What the task asks
State how many lines in these records contain the word "labelcolor", and nothing else.

* Begin The input *

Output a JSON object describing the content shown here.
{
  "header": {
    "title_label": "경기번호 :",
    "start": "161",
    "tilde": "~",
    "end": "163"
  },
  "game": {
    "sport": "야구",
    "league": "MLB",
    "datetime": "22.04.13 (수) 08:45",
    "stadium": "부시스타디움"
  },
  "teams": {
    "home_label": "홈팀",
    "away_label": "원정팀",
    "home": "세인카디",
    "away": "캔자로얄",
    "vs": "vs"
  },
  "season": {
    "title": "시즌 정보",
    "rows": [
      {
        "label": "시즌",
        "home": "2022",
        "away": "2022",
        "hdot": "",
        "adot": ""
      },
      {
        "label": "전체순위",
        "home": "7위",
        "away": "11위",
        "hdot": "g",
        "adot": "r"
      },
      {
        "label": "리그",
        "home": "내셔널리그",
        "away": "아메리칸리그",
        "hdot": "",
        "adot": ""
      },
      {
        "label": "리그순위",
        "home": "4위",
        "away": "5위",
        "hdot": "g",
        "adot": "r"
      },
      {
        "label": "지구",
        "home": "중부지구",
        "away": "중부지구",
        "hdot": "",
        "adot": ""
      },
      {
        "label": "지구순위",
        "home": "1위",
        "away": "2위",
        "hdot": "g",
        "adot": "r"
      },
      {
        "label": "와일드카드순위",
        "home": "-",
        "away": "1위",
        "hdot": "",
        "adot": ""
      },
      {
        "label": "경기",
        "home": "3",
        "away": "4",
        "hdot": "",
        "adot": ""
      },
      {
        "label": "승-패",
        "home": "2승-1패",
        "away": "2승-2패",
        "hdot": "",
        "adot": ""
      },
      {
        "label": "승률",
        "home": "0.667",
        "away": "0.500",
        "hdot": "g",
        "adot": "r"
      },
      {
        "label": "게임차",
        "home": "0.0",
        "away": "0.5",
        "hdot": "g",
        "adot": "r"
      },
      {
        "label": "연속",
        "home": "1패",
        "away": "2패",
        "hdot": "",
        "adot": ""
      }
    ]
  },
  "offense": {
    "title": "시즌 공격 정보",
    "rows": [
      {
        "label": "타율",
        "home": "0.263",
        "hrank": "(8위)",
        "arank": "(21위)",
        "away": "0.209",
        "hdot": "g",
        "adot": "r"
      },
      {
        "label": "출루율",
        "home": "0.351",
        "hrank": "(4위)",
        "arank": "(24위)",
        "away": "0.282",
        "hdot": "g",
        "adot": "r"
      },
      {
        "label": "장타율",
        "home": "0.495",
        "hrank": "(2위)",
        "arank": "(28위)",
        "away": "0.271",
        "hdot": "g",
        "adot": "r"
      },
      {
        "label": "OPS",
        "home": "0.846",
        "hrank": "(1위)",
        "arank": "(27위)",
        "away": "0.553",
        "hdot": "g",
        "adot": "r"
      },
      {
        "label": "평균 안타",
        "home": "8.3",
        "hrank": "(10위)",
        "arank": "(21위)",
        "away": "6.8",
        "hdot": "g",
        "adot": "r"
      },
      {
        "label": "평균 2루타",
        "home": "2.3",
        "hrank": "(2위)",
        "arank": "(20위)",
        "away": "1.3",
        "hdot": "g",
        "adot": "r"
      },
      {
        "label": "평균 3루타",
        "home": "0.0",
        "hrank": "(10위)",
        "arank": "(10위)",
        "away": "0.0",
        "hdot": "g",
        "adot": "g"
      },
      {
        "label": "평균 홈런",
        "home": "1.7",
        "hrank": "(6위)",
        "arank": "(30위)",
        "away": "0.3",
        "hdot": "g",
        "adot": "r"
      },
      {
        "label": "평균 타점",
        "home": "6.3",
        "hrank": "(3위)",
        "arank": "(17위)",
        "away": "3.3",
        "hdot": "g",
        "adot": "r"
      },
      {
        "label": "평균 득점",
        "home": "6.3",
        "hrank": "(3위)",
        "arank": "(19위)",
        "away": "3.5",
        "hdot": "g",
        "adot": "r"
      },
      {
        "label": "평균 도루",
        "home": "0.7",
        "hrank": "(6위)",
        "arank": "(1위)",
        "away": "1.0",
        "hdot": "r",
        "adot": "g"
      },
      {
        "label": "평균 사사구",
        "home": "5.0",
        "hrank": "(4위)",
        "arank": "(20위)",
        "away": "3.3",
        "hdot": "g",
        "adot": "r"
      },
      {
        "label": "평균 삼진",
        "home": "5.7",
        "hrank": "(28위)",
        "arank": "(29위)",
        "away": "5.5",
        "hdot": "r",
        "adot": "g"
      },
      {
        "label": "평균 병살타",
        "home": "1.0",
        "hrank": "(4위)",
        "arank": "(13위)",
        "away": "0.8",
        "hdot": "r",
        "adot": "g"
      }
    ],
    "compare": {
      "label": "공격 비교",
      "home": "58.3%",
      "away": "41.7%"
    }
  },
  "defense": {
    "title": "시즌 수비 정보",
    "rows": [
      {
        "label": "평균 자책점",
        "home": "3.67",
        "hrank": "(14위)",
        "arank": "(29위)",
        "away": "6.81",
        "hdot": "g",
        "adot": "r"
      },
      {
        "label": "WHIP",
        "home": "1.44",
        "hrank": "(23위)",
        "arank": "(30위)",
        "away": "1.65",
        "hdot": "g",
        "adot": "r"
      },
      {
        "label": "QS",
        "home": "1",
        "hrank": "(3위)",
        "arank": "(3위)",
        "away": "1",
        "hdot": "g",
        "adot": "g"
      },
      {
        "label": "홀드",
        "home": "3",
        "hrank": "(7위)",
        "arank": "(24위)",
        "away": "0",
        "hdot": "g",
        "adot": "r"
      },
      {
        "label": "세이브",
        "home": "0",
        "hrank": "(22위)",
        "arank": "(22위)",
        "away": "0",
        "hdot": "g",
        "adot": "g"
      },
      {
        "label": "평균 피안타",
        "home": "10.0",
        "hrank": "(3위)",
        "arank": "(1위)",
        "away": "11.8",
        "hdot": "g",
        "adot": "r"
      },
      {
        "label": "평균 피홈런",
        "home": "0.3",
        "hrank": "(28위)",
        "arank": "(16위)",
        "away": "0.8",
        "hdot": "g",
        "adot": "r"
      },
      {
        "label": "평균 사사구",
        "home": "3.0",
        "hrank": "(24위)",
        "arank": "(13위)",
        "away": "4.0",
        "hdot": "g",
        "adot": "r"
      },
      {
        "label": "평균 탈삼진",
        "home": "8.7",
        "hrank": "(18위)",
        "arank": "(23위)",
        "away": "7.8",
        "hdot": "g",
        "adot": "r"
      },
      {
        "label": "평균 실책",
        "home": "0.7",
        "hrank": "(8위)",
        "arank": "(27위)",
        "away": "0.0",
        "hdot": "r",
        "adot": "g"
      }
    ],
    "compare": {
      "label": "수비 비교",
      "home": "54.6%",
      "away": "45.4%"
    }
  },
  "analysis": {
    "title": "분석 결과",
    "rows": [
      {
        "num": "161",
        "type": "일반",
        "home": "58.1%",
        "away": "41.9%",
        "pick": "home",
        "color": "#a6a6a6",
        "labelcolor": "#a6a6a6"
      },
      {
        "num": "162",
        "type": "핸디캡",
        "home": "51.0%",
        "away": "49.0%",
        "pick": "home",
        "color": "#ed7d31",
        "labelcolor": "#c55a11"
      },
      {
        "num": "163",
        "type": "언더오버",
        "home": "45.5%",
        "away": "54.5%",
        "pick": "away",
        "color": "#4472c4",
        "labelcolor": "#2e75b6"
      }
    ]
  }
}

* End The input *

Full output
3